**WHAT THIS TASK INVOLVES**
Check each line of the entries below for the string "RIVER" and state how many lines have it, with no other text.

**THE DATA**
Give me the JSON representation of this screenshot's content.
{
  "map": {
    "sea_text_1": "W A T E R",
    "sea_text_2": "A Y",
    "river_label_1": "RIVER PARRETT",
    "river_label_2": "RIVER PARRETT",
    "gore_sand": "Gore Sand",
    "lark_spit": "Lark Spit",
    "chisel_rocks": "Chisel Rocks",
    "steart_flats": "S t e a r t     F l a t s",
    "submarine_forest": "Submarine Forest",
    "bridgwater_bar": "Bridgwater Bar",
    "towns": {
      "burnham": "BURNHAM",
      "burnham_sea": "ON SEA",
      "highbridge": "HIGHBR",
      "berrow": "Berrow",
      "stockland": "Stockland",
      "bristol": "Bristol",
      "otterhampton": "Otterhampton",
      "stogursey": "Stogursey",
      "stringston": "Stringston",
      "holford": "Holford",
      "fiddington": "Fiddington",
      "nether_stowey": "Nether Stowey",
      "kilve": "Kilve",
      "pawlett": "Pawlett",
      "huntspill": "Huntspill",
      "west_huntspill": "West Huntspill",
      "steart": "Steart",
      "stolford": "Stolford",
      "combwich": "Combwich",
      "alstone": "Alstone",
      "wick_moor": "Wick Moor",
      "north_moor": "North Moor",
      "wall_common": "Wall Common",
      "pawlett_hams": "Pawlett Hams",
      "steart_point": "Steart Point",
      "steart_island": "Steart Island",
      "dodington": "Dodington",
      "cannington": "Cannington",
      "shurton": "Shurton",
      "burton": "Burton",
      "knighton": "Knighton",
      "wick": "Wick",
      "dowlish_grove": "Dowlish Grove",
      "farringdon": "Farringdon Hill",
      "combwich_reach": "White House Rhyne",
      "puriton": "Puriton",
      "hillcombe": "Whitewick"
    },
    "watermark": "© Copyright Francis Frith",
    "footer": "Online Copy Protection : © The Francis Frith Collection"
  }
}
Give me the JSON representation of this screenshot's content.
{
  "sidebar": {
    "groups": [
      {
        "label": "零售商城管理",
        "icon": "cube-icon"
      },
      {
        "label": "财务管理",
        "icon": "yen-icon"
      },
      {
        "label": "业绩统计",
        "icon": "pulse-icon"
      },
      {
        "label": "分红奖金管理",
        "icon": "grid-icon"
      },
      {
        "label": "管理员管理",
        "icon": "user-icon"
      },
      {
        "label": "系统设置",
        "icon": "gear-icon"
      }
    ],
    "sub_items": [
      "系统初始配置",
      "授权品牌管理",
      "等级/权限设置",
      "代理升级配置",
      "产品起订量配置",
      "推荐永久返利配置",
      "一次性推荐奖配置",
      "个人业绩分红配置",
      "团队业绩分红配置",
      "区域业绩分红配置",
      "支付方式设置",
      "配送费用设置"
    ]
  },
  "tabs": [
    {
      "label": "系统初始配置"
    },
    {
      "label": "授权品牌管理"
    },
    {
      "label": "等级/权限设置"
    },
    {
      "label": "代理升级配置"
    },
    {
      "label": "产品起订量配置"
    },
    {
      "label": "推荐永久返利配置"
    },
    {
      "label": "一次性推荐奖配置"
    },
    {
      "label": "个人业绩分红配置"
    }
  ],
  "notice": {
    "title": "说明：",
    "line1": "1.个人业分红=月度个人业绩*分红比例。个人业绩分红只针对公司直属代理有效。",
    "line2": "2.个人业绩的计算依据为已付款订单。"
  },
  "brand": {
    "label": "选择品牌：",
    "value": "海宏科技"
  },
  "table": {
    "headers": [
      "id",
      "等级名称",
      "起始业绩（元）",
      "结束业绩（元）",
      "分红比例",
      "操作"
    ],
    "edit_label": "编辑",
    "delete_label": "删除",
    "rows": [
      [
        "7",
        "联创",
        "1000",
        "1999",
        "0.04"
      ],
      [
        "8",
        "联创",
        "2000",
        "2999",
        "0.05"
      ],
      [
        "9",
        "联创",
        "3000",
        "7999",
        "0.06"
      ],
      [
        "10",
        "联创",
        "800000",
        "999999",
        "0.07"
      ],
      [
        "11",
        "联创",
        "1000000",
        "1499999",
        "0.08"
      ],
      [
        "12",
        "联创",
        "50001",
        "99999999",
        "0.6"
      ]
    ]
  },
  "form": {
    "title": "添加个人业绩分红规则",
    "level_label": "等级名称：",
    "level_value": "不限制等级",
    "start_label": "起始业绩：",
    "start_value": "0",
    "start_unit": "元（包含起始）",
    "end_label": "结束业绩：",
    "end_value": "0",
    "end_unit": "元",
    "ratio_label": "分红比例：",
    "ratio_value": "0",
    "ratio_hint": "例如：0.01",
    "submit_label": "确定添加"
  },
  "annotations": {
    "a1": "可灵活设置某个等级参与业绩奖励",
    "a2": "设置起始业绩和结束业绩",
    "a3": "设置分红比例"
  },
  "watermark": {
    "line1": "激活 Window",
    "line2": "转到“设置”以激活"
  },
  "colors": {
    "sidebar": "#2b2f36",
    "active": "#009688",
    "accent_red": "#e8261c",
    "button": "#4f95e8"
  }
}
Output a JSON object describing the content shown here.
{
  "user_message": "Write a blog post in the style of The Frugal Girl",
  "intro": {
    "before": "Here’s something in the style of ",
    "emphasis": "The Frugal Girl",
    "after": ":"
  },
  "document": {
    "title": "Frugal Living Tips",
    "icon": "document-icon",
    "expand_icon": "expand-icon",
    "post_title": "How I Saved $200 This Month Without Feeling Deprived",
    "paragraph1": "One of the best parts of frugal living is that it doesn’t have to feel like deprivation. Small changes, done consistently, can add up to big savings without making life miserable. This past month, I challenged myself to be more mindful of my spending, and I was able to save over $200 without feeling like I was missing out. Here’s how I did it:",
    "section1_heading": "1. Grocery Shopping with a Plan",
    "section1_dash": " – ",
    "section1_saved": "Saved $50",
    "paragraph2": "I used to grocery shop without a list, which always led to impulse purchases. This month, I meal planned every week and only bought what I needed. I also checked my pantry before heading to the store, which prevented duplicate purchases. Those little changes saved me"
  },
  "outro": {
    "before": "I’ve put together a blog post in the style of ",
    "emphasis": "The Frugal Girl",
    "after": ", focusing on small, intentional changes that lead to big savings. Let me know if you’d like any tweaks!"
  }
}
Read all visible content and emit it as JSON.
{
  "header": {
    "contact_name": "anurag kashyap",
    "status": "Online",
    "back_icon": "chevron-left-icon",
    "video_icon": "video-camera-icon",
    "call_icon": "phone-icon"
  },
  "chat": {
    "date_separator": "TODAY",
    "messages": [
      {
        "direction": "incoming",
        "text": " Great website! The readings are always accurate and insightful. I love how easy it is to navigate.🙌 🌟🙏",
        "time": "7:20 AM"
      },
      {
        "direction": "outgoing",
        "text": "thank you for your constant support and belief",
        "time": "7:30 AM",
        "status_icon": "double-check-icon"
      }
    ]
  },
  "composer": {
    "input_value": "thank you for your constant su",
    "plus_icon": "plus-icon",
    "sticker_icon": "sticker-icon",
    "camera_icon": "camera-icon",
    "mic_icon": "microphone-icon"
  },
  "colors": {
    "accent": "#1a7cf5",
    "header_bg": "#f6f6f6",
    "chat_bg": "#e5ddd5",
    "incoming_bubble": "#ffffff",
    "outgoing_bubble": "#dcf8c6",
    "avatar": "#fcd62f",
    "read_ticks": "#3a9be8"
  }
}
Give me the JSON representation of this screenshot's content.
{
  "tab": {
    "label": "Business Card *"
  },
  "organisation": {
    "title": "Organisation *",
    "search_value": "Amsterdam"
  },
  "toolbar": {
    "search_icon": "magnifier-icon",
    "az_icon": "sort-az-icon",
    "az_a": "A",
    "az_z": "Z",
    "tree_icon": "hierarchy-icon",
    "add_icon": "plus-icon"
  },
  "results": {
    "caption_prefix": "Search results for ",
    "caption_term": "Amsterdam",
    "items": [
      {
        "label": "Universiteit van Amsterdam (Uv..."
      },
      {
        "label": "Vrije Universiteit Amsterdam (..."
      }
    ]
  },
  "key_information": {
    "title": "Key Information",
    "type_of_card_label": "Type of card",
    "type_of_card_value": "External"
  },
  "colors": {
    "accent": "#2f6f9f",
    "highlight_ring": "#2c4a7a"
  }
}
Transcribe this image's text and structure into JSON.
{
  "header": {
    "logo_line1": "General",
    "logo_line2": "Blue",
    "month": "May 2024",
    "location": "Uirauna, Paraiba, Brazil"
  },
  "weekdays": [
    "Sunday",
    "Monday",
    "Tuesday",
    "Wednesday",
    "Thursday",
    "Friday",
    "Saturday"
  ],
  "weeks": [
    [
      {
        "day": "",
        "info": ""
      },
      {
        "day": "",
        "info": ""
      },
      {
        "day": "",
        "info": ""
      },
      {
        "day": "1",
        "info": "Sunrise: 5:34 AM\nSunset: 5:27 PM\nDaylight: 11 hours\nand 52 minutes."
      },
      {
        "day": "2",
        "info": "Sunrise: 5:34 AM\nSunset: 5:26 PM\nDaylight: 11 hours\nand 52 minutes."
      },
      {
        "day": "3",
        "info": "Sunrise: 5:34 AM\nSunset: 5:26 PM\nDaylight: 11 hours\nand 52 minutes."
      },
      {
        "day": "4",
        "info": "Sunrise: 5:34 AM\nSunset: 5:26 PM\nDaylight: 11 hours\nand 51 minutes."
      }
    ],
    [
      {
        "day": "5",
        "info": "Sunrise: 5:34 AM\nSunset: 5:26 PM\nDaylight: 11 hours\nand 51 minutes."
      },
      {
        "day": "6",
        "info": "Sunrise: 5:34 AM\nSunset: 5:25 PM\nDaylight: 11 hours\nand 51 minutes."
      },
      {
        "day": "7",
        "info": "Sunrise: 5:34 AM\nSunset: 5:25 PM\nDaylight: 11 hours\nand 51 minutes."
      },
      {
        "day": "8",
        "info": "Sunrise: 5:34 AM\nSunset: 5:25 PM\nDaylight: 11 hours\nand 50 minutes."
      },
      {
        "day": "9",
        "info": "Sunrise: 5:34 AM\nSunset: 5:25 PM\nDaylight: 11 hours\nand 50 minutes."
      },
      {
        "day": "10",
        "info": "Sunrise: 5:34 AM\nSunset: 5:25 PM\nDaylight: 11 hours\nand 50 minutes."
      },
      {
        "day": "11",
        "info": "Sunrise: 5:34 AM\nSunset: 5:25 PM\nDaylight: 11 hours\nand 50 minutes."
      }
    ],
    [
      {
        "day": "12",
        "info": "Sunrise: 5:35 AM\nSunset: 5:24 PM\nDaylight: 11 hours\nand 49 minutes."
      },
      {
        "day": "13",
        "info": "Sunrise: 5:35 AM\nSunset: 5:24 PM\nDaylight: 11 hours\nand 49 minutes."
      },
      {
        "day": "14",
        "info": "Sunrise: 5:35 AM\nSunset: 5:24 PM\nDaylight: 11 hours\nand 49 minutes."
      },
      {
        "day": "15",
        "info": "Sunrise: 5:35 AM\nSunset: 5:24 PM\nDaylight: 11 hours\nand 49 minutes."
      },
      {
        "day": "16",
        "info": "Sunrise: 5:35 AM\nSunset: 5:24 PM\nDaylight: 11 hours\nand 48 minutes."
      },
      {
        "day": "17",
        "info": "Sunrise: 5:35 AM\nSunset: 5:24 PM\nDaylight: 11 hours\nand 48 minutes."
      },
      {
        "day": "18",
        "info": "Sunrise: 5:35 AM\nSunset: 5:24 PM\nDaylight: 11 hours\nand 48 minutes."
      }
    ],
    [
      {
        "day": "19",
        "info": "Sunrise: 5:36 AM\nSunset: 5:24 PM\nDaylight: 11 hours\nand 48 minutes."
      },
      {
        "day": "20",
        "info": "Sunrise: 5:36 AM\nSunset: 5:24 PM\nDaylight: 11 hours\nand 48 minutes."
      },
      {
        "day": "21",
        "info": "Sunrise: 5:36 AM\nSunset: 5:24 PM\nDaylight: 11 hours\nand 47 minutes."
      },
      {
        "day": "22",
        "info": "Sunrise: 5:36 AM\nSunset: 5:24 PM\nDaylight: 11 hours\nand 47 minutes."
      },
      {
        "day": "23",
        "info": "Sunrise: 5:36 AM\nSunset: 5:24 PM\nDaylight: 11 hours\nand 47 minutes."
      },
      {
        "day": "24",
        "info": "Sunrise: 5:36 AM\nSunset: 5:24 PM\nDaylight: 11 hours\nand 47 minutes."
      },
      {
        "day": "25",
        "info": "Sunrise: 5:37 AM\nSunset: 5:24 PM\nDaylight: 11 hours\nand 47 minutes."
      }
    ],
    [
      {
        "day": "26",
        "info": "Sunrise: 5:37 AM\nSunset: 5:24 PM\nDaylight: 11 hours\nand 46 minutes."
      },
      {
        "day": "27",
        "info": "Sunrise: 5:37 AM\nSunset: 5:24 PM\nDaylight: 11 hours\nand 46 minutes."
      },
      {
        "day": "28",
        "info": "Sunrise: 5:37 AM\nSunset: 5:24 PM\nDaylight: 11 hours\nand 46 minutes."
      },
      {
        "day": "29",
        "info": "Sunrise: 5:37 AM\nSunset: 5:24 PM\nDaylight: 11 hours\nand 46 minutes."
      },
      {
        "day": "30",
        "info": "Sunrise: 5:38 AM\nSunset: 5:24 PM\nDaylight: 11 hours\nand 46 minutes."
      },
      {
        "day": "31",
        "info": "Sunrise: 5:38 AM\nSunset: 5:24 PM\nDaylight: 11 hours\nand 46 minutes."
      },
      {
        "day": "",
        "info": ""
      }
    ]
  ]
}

**SOLUTION BELOW**
2